- [WRITTEN INSTRUCTION]:
Filter the lines below, copying only those with the string "screenshot".

--- Start of DATA SUPPLIED ---

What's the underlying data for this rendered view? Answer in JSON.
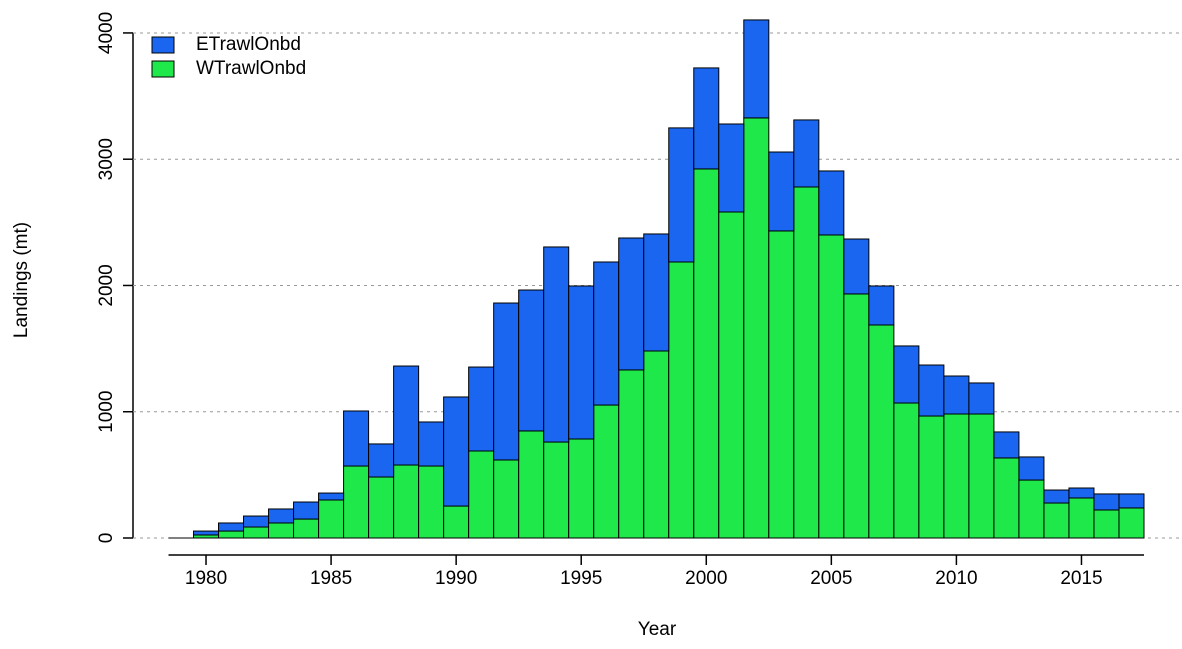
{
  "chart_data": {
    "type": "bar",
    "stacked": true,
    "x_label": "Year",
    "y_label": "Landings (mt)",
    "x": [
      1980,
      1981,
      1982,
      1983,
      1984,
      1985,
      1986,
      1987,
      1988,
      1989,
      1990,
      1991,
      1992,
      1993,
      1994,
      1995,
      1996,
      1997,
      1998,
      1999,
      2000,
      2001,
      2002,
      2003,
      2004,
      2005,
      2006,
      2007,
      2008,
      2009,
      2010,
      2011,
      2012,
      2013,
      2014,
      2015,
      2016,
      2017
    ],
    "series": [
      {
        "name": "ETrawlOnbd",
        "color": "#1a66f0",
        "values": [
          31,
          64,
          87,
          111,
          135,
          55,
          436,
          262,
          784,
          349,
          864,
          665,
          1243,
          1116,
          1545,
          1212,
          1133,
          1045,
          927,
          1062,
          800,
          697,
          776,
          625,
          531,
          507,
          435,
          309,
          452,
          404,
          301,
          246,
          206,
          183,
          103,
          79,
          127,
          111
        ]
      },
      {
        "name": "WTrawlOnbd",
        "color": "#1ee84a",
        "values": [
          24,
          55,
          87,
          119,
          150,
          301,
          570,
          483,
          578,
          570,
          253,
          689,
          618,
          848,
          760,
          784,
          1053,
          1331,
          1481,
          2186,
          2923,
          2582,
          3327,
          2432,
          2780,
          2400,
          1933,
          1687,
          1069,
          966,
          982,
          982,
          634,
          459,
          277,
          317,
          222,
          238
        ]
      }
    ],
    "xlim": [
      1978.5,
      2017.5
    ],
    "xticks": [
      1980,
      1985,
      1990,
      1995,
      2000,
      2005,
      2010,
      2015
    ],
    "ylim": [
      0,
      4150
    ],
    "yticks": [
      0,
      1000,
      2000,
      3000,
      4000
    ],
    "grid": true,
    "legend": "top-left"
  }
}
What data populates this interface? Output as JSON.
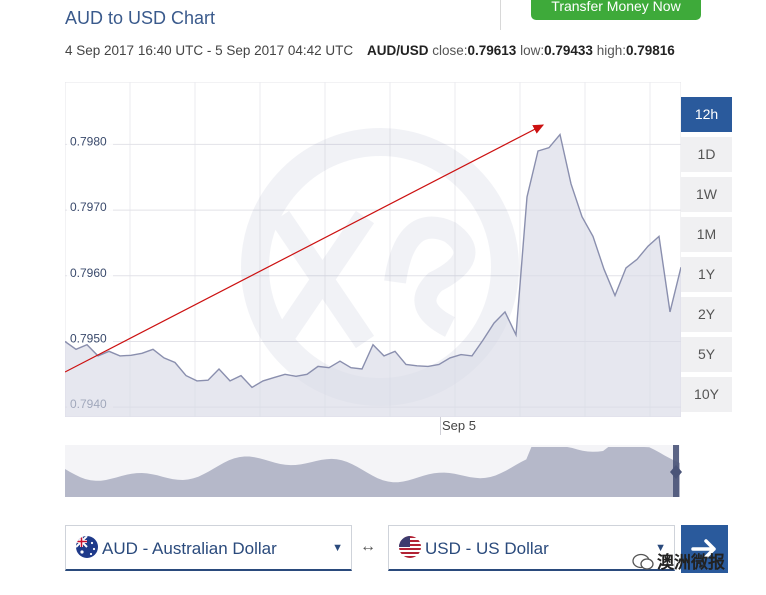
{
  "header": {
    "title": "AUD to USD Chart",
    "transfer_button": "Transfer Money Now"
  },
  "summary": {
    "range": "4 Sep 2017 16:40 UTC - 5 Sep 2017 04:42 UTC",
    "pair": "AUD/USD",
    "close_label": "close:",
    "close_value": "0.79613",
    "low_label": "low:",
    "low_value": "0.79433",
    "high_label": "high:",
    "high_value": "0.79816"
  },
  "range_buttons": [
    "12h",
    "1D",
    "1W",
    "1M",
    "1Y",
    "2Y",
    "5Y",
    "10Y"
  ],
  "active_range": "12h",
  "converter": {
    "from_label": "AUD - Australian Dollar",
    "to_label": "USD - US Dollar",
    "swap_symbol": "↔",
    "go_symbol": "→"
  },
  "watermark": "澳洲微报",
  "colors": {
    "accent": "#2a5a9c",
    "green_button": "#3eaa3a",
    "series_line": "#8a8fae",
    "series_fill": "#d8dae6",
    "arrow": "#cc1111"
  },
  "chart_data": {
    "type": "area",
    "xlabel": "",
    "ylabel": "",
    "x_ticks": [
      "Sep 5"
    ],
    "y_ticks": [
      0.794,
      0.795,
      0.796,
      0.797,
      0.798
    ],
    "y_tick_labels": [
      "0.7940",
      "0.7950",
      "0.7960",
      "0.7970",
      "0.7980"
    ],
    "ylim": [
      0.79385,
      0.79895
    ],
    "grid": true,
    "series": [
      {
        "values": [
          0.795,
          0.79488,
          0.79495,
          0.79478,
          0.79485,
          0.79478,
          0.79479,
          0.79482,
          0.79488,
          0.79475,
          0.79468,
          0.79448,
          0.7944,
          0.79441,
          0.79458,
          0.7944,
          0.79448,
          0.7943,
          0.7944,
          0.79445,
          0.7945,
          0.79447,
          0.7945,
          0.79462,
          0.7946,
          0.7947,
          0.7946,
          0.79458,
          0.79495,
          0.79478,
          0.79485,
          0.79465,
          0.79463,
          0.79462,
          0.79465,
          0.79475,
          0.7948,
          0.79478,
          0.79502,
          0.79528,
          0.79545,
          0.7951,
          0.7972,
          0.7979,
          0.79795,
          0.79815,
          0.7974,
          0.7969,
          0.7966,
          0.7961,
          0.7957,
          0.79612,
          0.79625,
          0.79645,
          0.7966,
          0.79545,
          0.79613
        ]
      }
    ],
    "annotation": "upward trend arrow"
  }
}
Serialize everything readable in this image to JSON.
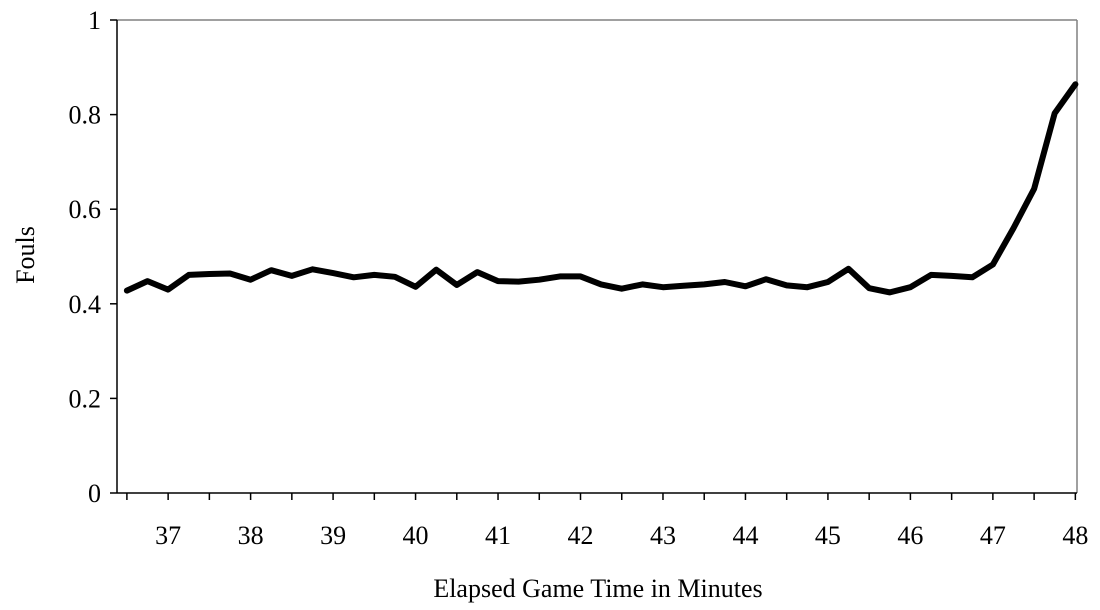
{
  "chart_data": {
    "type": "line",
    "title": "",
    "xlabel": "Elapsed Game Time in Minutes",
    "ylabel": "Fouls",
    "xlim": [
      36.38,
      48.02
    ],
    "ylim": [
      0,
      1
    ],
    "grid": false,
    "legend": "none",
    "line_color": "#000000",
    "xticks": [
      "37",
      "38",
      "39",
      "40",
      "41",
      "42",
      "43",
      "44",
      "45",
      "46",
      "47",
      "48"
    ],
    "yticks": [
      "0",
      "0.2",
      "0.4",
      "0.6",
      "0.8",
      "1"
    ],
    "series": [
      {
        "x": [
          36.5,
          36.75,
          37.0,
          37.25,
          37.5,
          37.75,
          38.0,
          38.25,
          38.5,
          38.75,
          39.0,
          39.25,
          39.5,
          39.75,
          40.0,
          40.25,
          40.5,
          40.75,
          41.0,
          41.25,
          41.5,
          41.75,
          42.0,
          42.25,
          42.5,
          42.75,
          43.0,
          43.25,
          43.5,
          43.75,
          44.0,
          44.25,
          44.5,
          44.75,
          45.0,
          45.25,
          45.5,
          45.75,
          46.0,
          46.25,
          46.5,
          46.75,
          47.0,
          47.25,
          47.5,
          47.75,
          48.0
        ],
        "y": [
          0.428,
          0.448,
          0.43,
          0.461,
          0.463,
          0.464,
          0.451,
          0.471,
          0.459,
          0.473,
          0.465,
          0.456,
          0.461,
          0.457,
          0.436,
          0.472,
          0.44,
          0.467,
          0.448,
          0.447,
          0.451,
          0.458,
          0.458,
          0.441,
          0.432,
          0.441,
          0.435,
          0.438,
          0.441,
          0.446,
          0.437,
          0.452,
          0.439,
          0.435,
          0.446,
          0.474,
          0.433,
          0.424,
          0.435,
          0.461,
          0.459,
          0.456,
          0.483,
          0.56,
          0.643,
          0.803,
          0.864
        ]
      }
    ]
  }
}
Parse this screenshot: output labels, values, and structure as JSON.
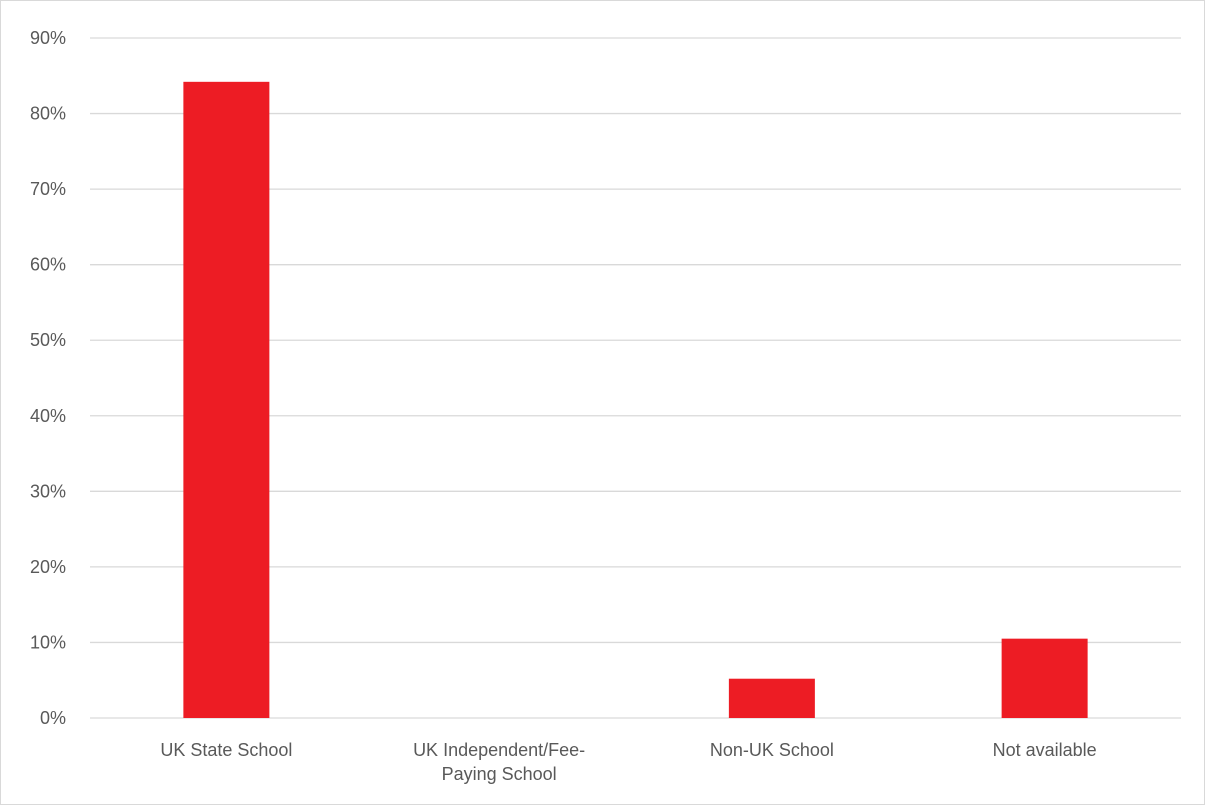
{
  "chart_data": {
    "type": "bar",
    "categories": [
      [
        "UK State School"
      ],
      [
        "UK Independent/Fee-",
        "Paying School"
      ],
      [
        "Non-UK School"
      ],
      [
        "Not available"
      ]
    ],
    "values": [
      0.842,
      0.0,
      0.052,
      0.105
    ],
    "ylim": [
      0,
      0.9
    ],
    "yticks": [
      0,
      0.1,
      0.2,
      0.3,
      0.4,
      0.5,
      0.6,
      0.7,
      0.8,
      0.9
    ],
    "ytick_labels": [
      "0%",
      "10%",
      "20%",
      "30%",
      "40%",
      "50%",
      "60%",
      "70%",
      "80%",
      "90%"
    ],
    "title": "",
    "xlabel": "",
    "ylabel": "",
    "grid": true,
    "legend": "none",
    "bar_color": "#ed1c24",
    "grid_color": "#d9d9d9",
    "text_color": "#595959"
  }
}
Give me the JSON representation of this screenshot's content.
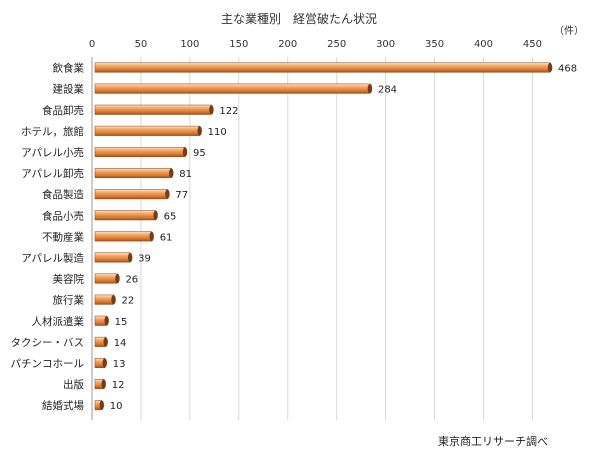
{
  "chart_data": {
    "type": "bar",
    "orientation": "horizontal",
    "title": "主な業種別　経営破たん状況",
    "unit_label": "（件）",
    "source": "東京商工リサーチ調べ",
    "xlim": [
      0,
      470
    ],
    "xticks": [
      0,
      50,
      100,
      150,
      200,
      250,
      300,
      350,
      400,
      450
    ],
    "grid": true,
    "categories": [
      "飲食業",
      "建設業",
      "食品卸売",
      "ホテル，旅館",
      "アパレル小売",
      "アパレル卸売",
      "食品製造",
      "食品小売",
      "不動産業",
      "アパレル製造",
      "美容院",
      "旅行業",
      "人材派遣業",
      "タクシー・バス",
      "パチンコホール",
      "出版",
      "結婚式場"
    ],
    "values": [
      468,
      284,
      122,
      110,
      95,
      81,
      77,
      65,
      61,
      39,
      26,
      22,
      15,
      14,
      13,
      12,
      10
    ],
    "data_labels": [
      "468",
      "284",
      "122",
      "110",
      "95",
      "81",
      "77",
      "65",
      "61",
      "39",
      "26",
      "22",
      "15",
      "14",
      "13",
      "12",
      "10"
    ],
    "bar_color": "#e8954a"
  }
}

--- End of DATA SUPPLIED ---

- [OUTPUT]:
Parse this screenshot: output labels, values, and structure as JSON.
Give me the JSON representation of this screenshot's content.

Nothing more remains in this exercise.